Document text:
The executive order states that a COVID-19-related illness “shall be subject to those laws including Labor Code sections 4663 and 4664, except as otherwise provided in this Order.” Those statutes relate to apportionment of permanent disability, and therefore, permanent disability related to COVID-19 is apportionable to other causes (see Sullivan on Comp Section 10.34 Apportionment –– Pre-Existing Disease or Condition).
It also provides that where an employee has paid sick leave benefits specifically available in response to COVID-19, those benefits shall be used and exhausted before any temporary disability benefits or benefits under Labor Code § 4850 are due and payable. Therefore, if an employer specifically provided sick leave benefits in response to COVID-19, then those benefits must be exhausted before temporary disability or § 4850 benefits are payable. An employee is not required to use his/her normal sick leave benefits. If an employee does not have such sick leave benefits, the employee must be provided temporary disability benefits or § 4850 benefits if applicable, from the date of disability. The executive order eliminates the three-day waiting period for temporary disability benefits under § 4652 (see Sullivan on Comp Section 9.16 Waiting Period).

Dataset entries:
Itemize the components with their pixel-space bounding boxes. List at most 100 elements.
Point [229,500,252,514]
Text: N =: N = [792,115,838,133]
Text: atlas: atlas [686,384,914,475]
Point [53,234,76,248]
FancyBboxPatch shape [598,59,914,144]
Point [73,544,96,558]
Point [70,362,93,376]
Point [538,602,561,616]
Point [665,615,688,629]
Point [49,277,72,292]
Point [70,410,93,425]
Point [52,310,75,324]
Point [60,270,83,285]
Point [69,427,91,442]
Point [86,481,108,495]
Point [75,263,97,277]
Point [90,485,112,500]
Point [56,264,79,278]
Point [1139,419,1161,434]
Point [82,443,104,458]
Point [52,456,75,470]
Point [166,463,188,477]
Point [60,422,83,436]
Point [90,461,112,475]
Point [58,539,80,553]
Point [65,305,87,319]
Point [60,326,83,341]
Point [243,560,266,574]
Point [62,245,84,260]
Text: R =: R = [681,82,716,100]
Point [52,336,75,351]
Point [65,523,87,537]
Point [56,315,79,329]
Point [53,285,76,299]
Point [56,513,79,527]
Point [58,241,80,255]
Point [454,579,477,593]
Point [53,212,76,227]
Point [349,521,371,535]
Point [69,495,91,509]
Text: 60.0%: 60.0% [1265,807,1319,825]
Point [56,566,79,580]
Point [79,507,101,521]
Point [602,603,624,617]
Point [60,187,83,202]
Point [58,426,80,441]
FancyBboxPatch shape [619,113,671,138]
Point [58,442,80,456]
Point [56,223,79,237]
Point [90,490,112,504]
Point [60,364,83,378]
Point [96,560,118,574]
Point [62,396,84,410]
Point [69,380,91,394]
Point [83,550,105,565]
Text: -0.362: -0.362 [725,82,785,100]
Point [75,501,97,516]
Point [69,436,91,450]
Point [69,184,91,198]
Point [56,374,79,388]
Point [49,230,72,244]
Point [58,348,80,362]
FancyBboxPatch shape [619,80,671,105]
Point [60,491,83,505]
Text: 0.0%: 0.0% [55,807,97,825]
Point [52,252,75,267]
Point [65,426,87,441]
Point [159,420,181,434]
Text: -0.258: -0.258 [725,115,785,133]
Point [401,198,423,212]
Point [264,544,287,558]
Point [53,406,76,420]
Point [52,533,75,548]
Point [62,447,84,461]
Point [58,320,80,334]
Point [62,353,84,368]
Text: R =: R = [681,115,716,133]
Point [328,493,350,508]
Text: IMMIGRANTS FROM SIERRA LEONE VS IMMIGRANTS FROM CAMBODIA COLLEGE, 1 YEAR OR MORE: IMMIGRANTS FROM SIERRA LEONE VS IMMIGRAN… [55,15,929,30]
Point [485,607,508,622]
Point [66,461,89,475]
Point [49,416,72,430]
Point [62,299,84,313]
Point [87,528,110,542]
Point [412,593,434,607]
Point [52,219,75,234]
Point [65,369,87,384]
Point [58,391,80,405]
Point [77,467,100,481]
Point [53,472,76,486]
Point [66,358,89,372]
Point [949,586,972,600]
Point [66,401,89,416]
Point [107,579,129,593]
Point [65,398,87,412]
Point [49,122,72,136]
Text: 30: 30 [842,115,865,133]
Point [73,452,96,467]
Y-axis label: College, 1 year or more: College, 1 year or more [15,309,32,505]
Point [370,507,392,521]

Activities:
**1)** Print everything in the passage on the COVID-19 executive order from "It also provides" down to "9.16 Waiting Period).".
**2)** Decide whether each statement agrees with the passage on the COVID-19 executive order, answering yes or no and quoting the deciding words: (a) An employee must use normal sick leave benefits before temporary disability benefits are paid. (b) Permanent disability related to COVID-19 can be apportioned to other causes. (c) The order keeps the three-day waiting period for temporary disability benefits.

Answers given:
**1)**
It also provides that where an employee has paid sick leave benefits specifically available in response to COVID-19, those benefits shall be used and exhausted before any temporary disability benefits or benefits under Labor Code § 4850 are due and payable. Therefore, if an employer specifically provided sick leave benefits in response to COVID-19, then those benefits must be exhausted before temporary disability or § 4850 benefits are payable. An employee is not required to use his/her normal sick leave benefits. If an employee does not have such sick leave benefits, the employee must be provided temporary disability benefits or § 4850 benefits if applicable, from the date of disability. The executive order eliminates the three-day waiting period for temporary disability benefits under § 4652 (see Sullivan on Comp Section 9.16 Waiting Period).

**2)**
(a) No: "An employee is not required to use his/her normal sick leave benefits."
(b) Yes: "permanent disability related to COVID-19 is apportionable to other causes"
(c) No: "The executive order eliminates the three-day waiting period for temporary disability benefits under § 4652"